### Set exercise
Each entry below must be repeated exactly, with pictures left out.
** Begin Supplied records **
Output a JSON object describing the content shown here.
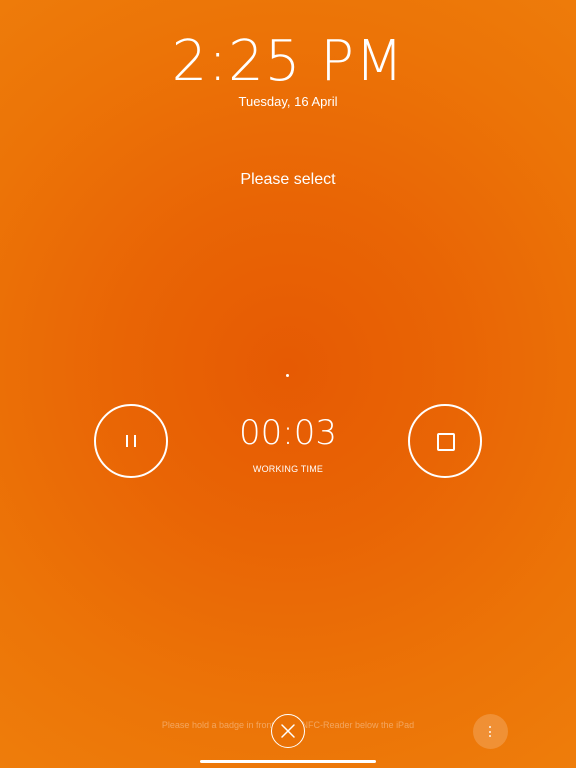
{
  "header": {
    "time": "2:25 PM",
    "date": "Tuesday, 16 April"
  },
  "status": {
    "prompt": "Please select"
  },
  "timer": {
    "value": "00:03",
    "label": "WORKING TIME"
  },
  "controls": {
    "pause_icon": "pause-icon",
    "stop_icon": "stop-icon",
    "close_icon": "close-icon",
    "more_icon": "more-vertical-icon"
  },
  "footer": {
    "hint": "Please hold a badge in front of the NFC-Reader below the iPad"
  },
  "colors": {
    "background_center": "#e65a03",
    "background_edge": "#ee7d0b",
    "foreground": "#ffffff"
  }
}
** End Supplied records **
### Task response
Output a JSON object describing the content shown here.
{
  "header": {
    "time": "2:25 PM",
    "date": "Tuesday, 16 April"
  },
  "status": {
    "prompt": "Please select"
  },
  "timer": {
    "value": "00:03",
    "label": "WORKING TIME"
  },
  "controls": {
    "pause_icon": "pause-icon",
    "stop_icon": "stop-icon",
    "close_icon": "close-icon",
    "more_icon": "more-vertical-icon"
  },
  "footer": {
    "hint": "Please hold a badge in front of the NFC-Reader below the iPad"
  },
  "colors": {
    "background_center": "#e65a03",
    "background_edge": "#ee7d0b",
    "foreground": "#ffffff"
  }
}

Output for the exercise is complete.